Without skipping anything, write out each record below exactly.

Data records
* Begin *
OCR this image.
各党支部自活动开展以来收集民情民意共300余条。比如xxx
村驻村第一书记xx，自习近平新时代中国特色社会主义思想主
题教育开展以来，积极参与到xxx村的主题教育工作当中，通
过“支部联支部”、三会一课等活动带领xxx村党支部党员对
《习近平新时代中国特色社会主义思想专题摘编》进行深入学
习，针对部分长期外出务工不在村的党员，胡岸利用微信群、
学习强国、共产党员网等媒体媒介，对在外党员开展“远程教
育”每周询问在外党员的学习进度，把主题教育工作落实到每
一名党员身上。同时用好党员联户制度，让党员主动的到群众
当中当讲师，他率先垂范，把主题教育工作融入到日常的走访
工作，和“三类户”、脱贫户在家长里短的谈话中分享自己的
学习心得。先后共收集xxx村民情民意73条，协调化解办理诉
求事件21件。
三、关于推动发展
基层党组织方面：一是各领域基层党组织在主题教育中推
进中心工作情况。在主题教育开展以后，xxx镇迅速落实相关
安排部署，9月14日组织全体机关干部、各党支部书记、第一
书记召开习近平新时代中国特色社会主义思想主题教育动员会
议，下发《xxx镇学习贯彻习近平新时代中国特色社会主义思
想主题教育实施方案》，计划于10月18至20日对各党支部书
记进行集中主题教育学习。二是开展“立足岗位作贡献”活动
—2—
* End *
* _Response to the task_
OCR this image.
各党支部自活动开展以来收集民情民意共300余条。比如xxx
村驻村第一书记xx，自习近平新时代中国特色社会主义思想主
题教育开展以来，积极参与到xxx村的主题教育工作当中，通
过“支部联支部”、三会一课等活动带领xxx村党支部党员对
《习近平新时代中国特色社会主义思想专题摘编》进行深入学
习，针对部分长期外出务工不在村的党员，胡岸利用微信群、
学习强国、共产党员网等媒体媒介，对在外党员开展“远程教
育”每周询问在外党员的学习进度，把主题教育工作落实到每
一名党员身上。同时用好党员联户制度，让党员主动的到群众
当中当讲师，他率先垂范，把主题教育工作融入到日常的走访
工作，和“三类户”、脱贫户在家长里短的谈话中分享自己的
学习心得。先后共收集xxx村民情民意73条，协调化解办理诉
求事件21件。
三、关于推动发展
基层党组织方面：一是各领域基层党组织在主题教育中推
进中心工作情况。在主题教育开展以后，xxx镇迅速落实相关
安排部署，9月14日组织全体机关干部、各党支部书记、第一
书记召开习近平新时代中国特色社会主义思想主题教育动员会
议，下发《xxx镇学习贯彻习近平新时代中国特色社会主义思
想主题教育实施方案》，计划于10月18至20日对各党支部书
记进行集中主题教育学习。二是开展“立足岗位作贡献”活动
—2—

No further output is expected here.